● **To do**
Copy the lines holding the word "提高正确运用语言文字的能力", all of them.

● **Rows**
--- Start ---

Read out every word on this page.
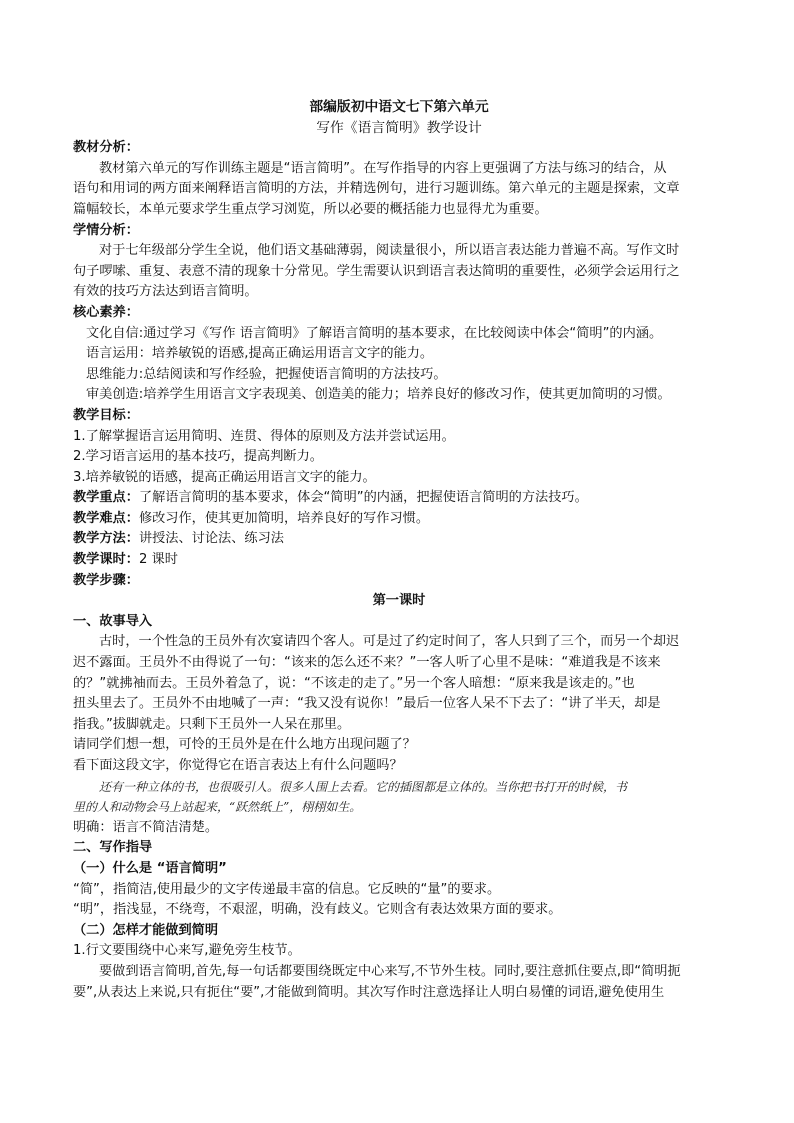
部编版初中语文七下第六单元
写作《语言简明》教学设计
教材分析：
教材第六单元的写作训练主题是“语言简明”。在写作指导的内容上更强调了方法与练习的结合，从
语句和用词的两方面来阐释语言简明的方法，并精选例句，进行习题训练。第六单元的主题是探索，文章
篇幅较长，本单元要求学生重点学习浏览，所以必要的概括能力也显得尤为重要。
学情分析：
对于七年级部分学生全说，他们语文基础薄弱，阅读量很小，所以语言表达能力普遍不高。写作文时
句子啰嗦、重复、表意不清的现象十分常见。学生需要认识到语言表达简明的重要性，必须学会运用行之
有效的技巧方法达到语言简明。
核心素养：
文化自信:通过学习《写作 语言简明》了解语言简明的基本要求，在比较阅读中体会“简明”的内涵。
语言运用：培养敏锐的语感,提高正确运用语言文字的能力。
思维能力:总结阅读和写作经验，把握使语言简明的方法技巧。
审美创造:培养学生用语言文字表现美、创造美的能力；培养良好的修改习作，使其更加简明的习惯。
教学目标：
1.了解掌握语言运用简明、连贯、得体的原则及方法并尝试运用。
2.学习语言运用的基本技巧，提高判断力。
3.培养敏锐的语感，提高正确运用语言文字的能力。
教学重点：了解语言简明的基本要求，体会“简明”的内涵，把握使语言简明的方法技巧。
教学难点：修改习作，使其更加简明，培养良好的写作习惯。
教学方法：讲授法、讨论法、练习法
教学课时：2 课时
教学步骤：
第一课时
一、故事导入
古时，一个性急的王员外有次宴请四个客人。可是过了约定时间了，客人只到了三个，而另一个却迟
迟不露面。王员外不由得说了一句：“该来的怎么还不来？”一客人听了心里不是味：“难道我是不该来
的？”就拂袖而去。王员外着急了，说：“不该走的走了。”另一个客人暗想：“原来我是该走的。”也
扭头里去了。王员外不由地喊了一声：“我又没有说你！”最后一位客人呆不下去了：“讲了半天，却是
指我。”拔脚就走。只剩下王员外一人呆在那里。
请同学们想一想，可怜的王员外是在什么地方出现问题了？
看下面这段文字，你觉得它在语言表达上有什么问题吗？
还有一种立体的书，也很吸引人。很多人围上去看。它的插图都是立体的。当你把书打开的时候，书
里的人和动物会马上站起来，“跃然纸上”，栩栩如生。
明确：语言不简洁清楚。
二、写作指导
（一）什么是 “语言简明”
“简”，指简洁,使用最少的文字传递最丰富的信息。它反映的“量”的要求。
“明”，指浅显，不绕弯，不艰涩，明确，没有歧义。它则含有表达效果方面的要求。
（二）怎样才能做到简明
1.行文要围绕中心来写,避免旁生枝节。
要做到语言简明,首先,每一句话都要围绕既定中心来写,不节外生枝。同时,要注意抓住要点,即“简明扼
要”,从表达上来说,只有扼住“要”,才能做到简明。其次写作时注意选择让人明白易懂的词语,避免使用生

--- End ---

● **Final result**
语言运用：培养敏锐的语感,提高正确运用语言文字的能力。
3.培养敏锐的语感，提高正确运用语言文字的能力。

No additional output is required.